**Set problem**
Find all lines in the records that include the word "BRASIL", and copy them out.

(Saved data entries)
## start

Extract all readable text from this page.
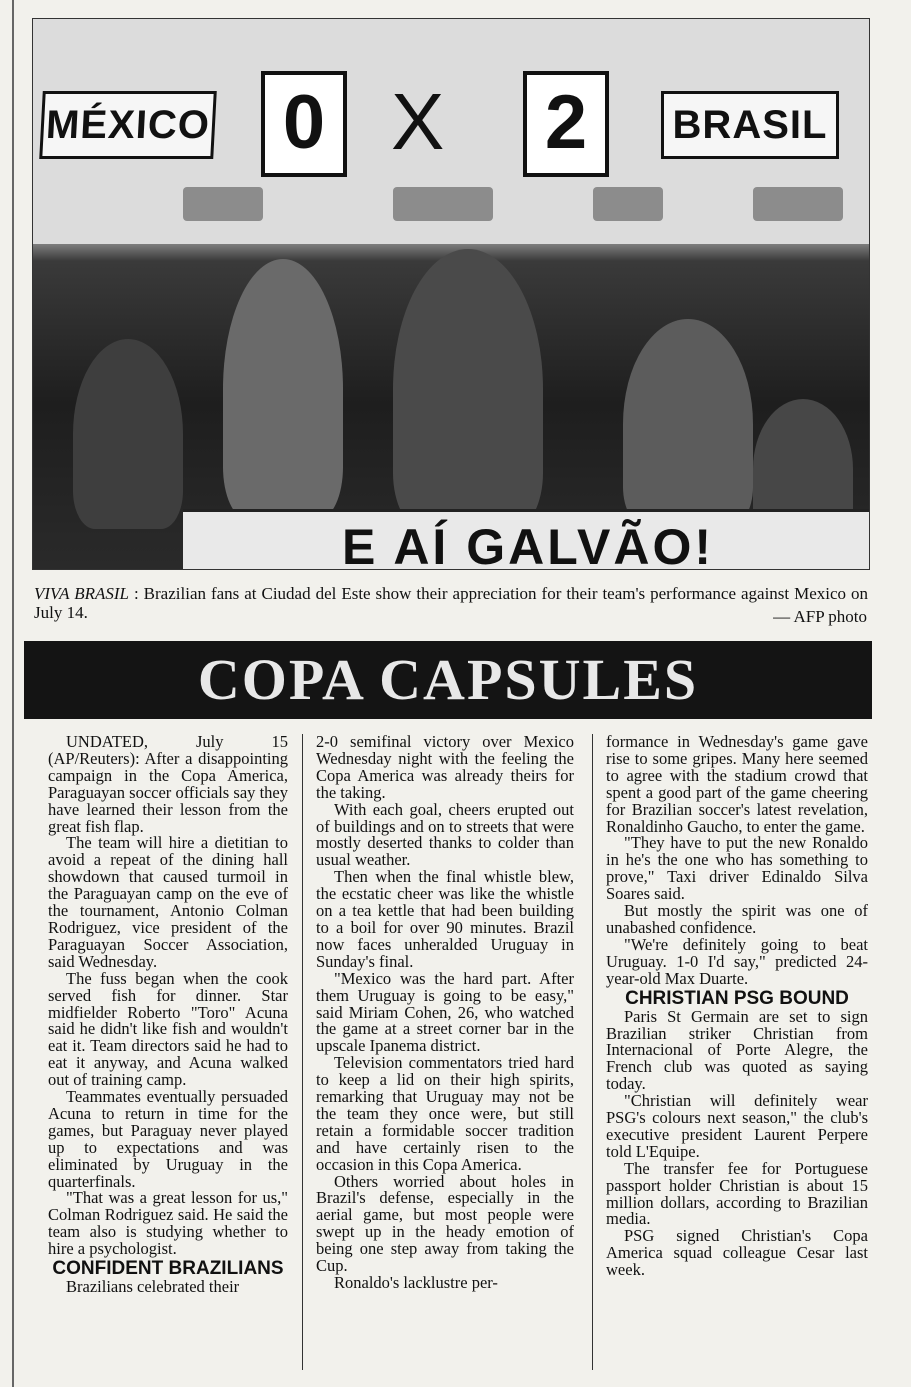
MÉXICO 0 X 2	BRASIL
E AÍ GALVÃO!
VIVA BRASIL : Brazilian fans at Ciudad del Este show their appreciation for their team's performance against Mexico on July 14.	— AFP photo
COPA CAPSULES

UNDATED, July 15 (AP/Reuters): After a disappointing campaign in the Copa America, Paraguayan soccer officials say they have learned their lesson from the great fish flap.

The team will hire a dietitian to avoid a repeat of the dining hall showdown that caused turmoil in the Paraguayan camp on the eve of the tournament, Antonio Colman Rodriguez, vice president of the Paraguayan Soccer Association, said Wednesday.

The fuss began when the cook served fish for dinner. Star midfielder Roberto "Toro" Acuna said he didn't like fish and wouldn't eat it. Team directors said he had to eat it anyway, and Acuna walked out of training camp.

Teammates eventually persuaded Acuna to return in time for the games, but Paraguay never played up to expectations and was eliminated by Uruguay in the quarterfinals.

"That was a great lesson for us," Colman Rodriguez said. He said the team also is studying whether to hire a psychologist.

CONFIDENT BRAZILIANS

Brazilians celebrated their

2-0 semifinal victory over Mexico Wednesday night with the feeling the Copa America was already theirs for the taking.

With each goal, cheers erupted out of buildings and on to streets that were mostly deserted thanks to colder than usual weather.

Then when the final whistle blew, the ecstatic cheer was like the whistle on a tea kettle that had been building to a boil for over 90 minutes. Brazil now faces unheralded Uruguay in Sunday's final.

"Mexico was the hard part. After them Uruguay is going to be easy," said Miriam Cohen, 26, who watched the game at a street corner bar in the upscale Ipanema district.

Television commentators tried hard to keep a lid on their high spirits, remarking that Uruguay may not be the team they once were, but still retain a formidable soccer tradition and have certainly risen to the occasion in this Copa America.

Others worried about holes in Brazil's defense, especially in the aerial game, but most people were swept up in the heady emotion of being one step away from taking the Cup.

Ronaldo's lacklustre per-

formance in Wednesday's game gave rise to some gripes. Many here seemed to agree with the stadium crowd that spent a good part of the game cheering for Brazilian soccer's latest revelation, Ronaldinho Gaucho, to enter the game.

"They have to put the new Ronaldo in he's the one who has something to prove," Taxi driver Edinaldo Silva Soares said.

But mostly the spirit was one of unabashed confidence.

"We're definitely going to beat Uruguay. 1-0 I'd say," predicted 24-year-old Max Duarte.

CHRISTIAN PSG BOUND

Paris St Germain are set to sign Brazilian striker Christian from Internacional of Porte Alegre, the French club was quoted as saying today.

"Christian will definitely wear PSG's colours next season," the club's executive president Laurent Perpere told L'Equipe.

The transfer fee for Portuguese passport holder Christian is about 15 million dollars, according to Brazilian media.

PSG signed Christian's Copa America squad colleague Cesar last week.
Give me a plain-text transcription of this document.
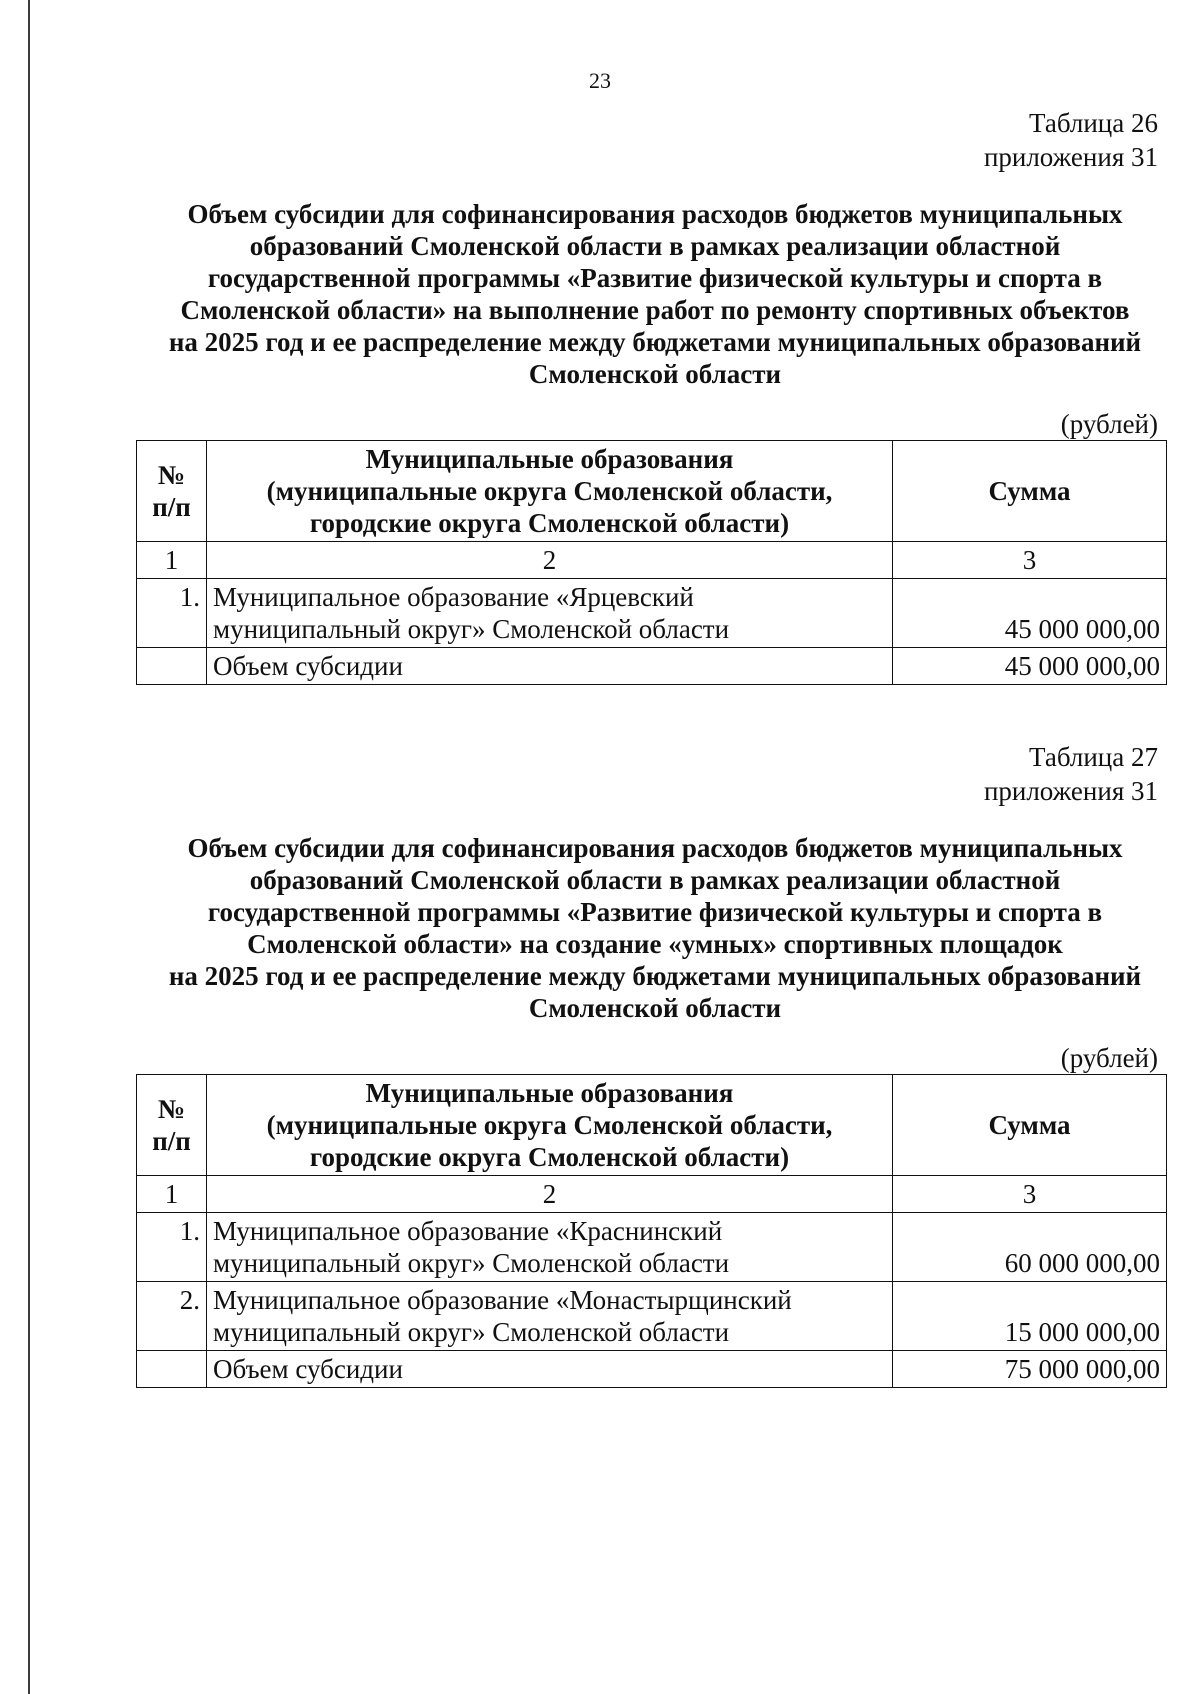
23
Таблица 26
приложения 31
Объем субсидии для софинансирования расходов бюджетов муниципальных
образований Смоленской области в рамках реализации областной
государственной программы «Развитие физической культуры и спорта в
Смоленской области» на выполнение работ по ремонту спортивных объектов
на 2025 год и ее распределение между бюджетами муниципальных образований
Смоленской области
(рублей)
№
п/п	Муниципальные образования
(муниципальные округа Смоленской области,
городские округа Смоленской области)	Сумма
1	2	3
1.	Муниципальное образование «Ярцевский
муниципальный округ» Смоленской области	45 000 000,00
	Объем субсидии	45 000 000,00
Таблица 27
приложения 31
Объем субсидии для софинансирования расходов бюджетов муниципальных
образований Смоленской области в рамках реализации областной
государственной программы «Развитие физической культуры и спорта в
Смоленской области» на создание «умных» спортивных площадок
на 2025 год и ее распределение между бюджетами муниципальных образований
Смоленской области
(рублей)
№
п/п	Муниципальные образования
(муниципальные округа Смоленской области,
городские округа Смоленской области)	Сумма
1	2	3
1.	Муниципальное образование «Краснинский
муниципальный округ» Смоленской области	60 000 000,00
2.	Муниципальное образование «Монастырщинский
муниципальный округ» Смоленской области	15 000 000,00
	Объем субсидии	75 000 000,00
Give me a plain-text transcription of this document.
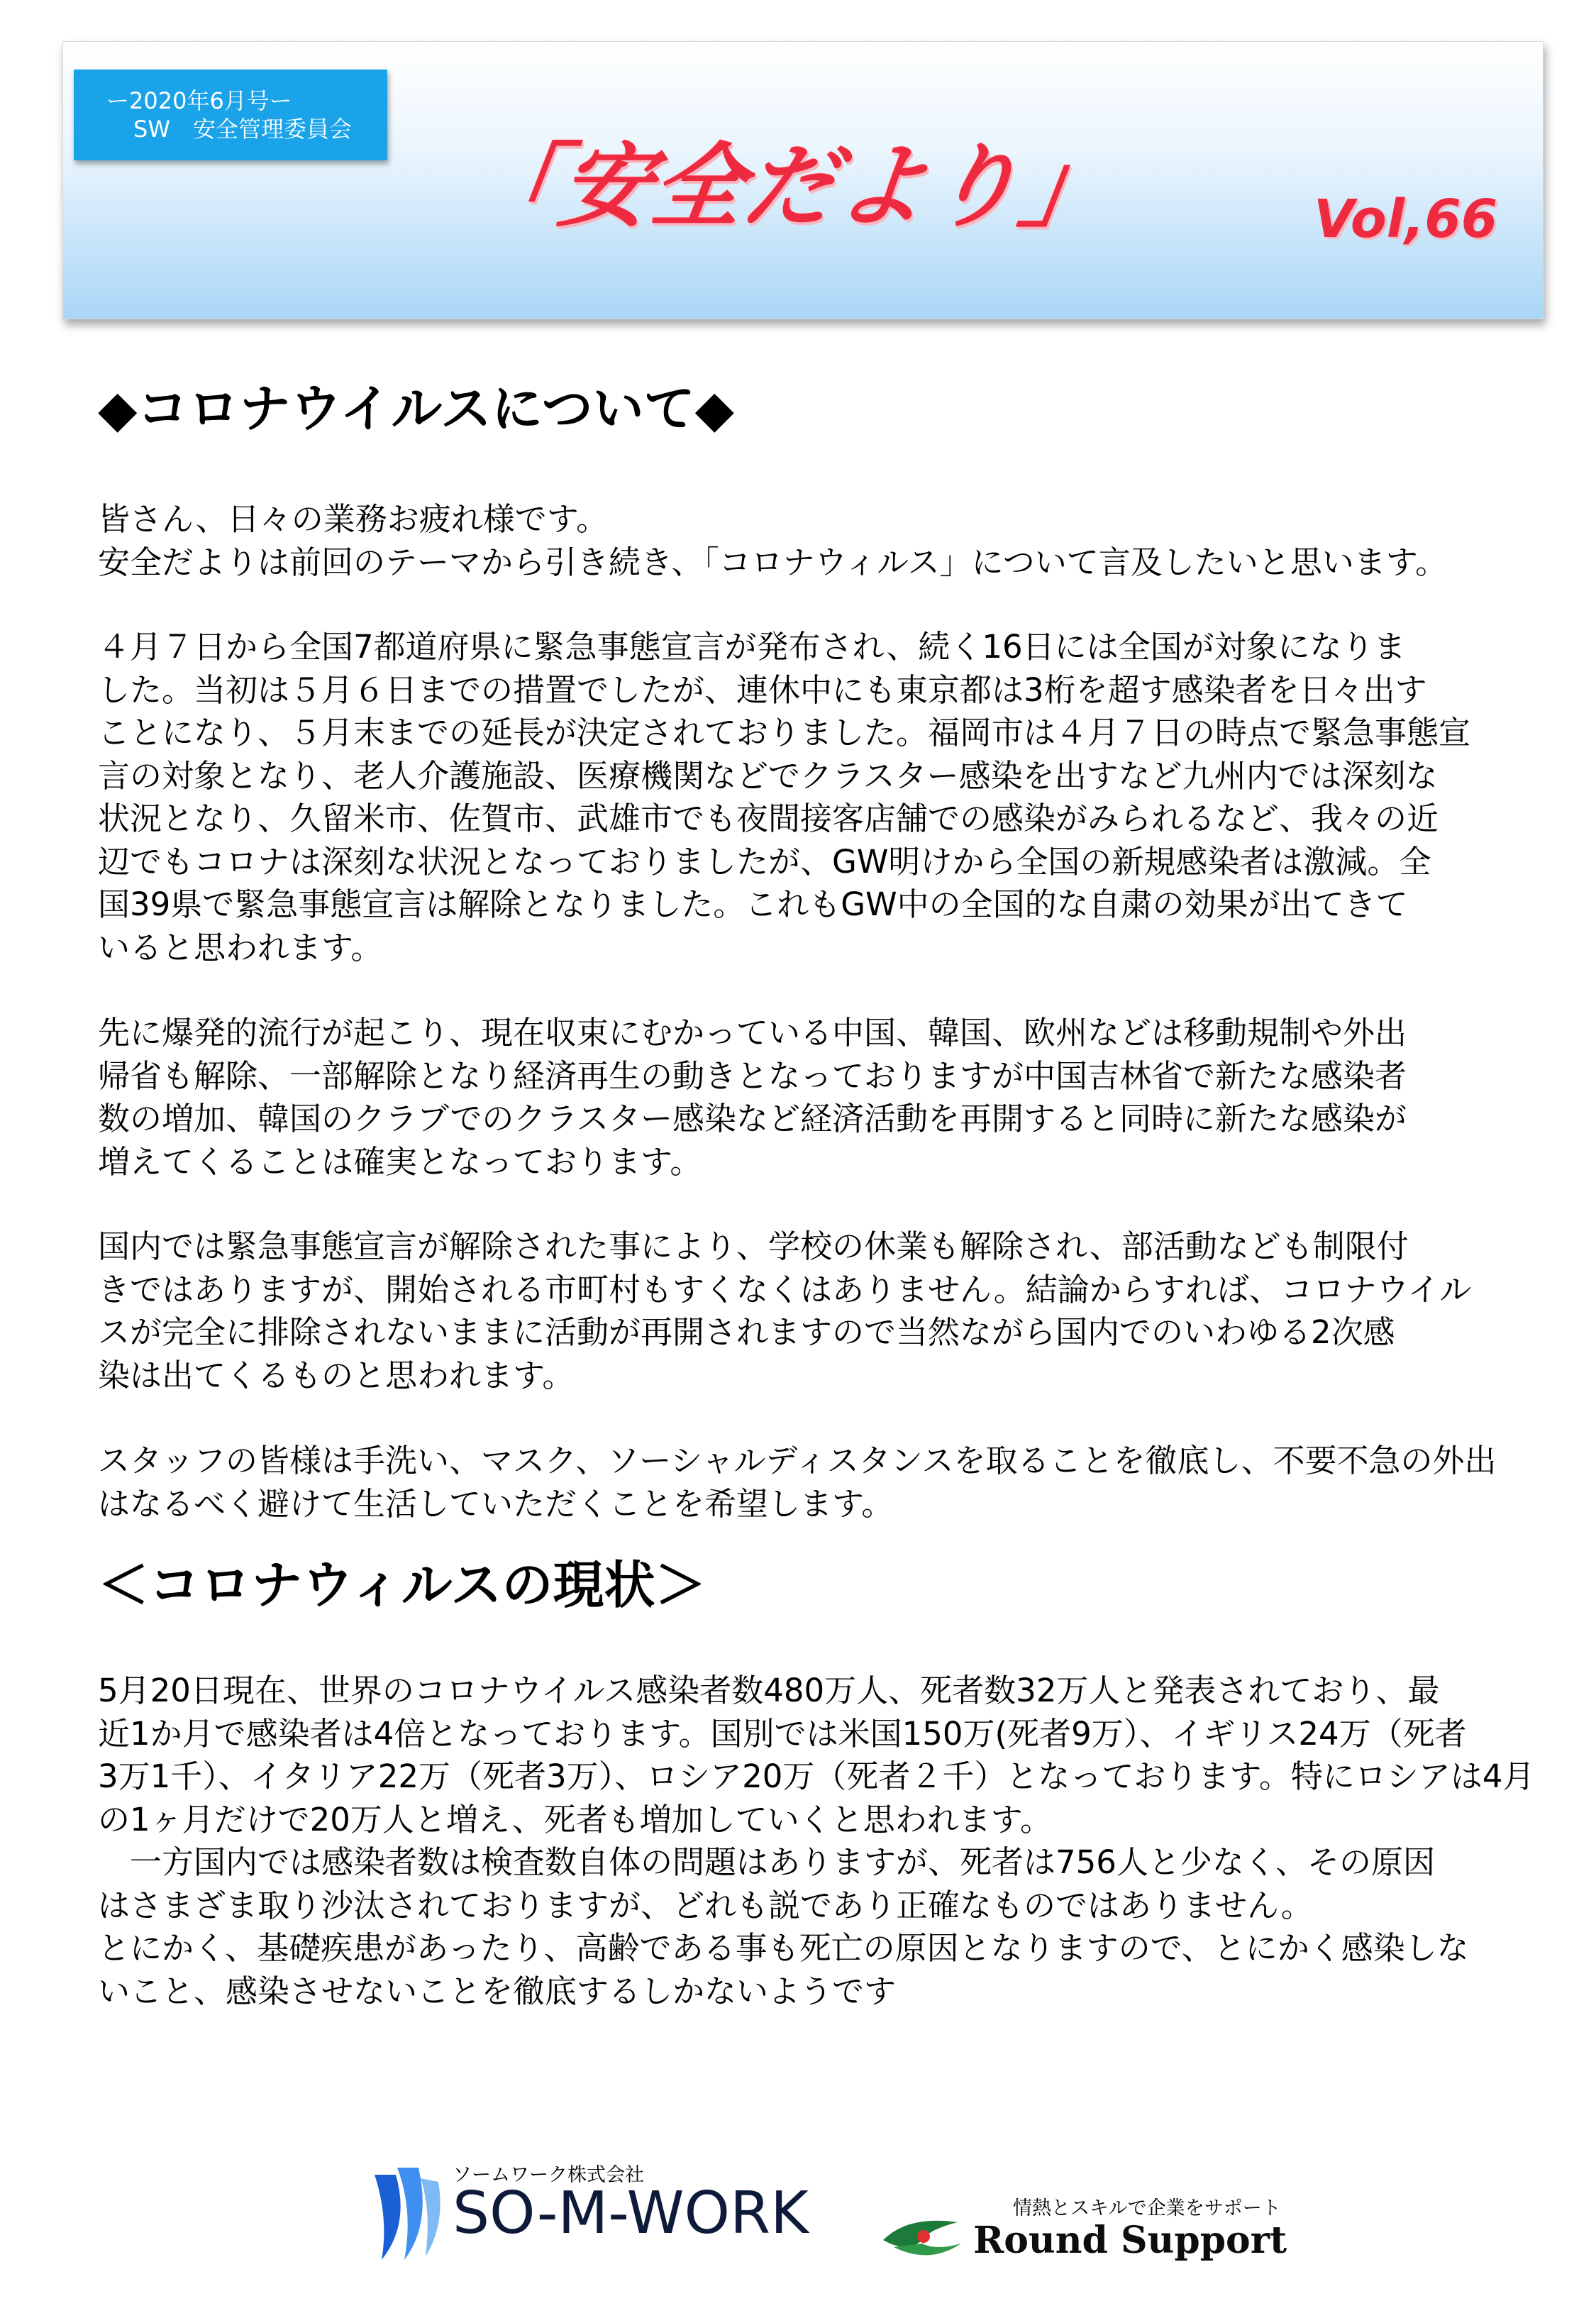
ー2020年6月号ー
SW　安全管理委員会
「安全だより」	Vol,66
◆コロナウイルスについて◆
皆さん、日々の業務お疲れ様です。
安全だよりは前回のテーマから引き続き、「コロナウィルス」について言及したいと思います。
４月７日から全国7都道府県に緊急事態宣言が発布され、続く16日には全国が対象になりま
した。当初は５月６日までの措置でしたが、連休中にも東京都は3桁を超す感染者を日々出す
ことになり、５月末までの延長が決定されておりました。福岡市は４月７日の時点で緊急事態宣
言の対象となり、老人介護施設、医療機関などでクラスター感染を出すなど九州内では深刻な
状況となり、久留米市、佐賀市、武雄市でも夜間接客店舗での感染がみられるなど、我々の近
辺でもコロナは深刻な状況となっておりましたが、GW明けから全国の新規感染者は激減。全
国39県で緊急事態宣言は解除となりました。これもGW中の全国的な自粛の効果が出てきて
いると思われます。
先に爆発的流行が起こり、現在収束にむかっている中国、韓国、欧州などは移動規制や外出
帰省も解除、一部解除となり経済再生の動きとなっておりますが中国吉林省で新たな感染者
数の増加、韓国のクラブでのクラスター感染など経済活動を再開すると同時に新たな感染が
増えてくることは確実となっております。
国内では緊急事態宣言が解除された事により、学校の休業も解除され、部活動なども制限付
きではありますが、開始される市町村もすくなくはありません。結論からすれば、コロナウイル
スが完全に排除されないままに活動が再開されますので当然ながら国内でのいわゆる2次感
染は出てくるものと思われます。
スタッフの皆様は手洗い、マスク、ソーシャルディスタンスを取ることを徹底し、不要不急の外出
はなるべく避けて生活していただくことを希望します。
＜コロナウィルスの現状＞
5月20日現在、世界のコロナウイルス感染者数480万人、死者数32万人と発表されており、最
近1か月で感染者は4倍となっております。国別では米国150万(死者9万）、イギリス24万（死者
3万1千）、イタリア22万（死者3万）、ロシア20万（死者２千）となっております。特にロシアは4月
の1ヶ月だけで20万人と増え、死者も増加していくと思われます。
　一方国内では感染者数は検査数自体の問題はありますが、死者は756人と少なく、その原因
はさまざま取り沙汰されておりますが、どれも説であり正確なものではありません。
とにかく、基礎疾患があったり、高齢である事も死亡の原因となりますので、とにかく感染しな
いこと、感染させないことを徹底するしかないようです
ソームワーク株式会社
SO-M-WORK	情熱とスキルで企業をサポート
Round Support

## end

**Response to this task**
MÉXICO 0 X 2	BRASIL
VIVA BRASIL : Brazilian fans at Ciudad del Este show their appreciation for their team's performance against Mexico on July 14.	— AFP photo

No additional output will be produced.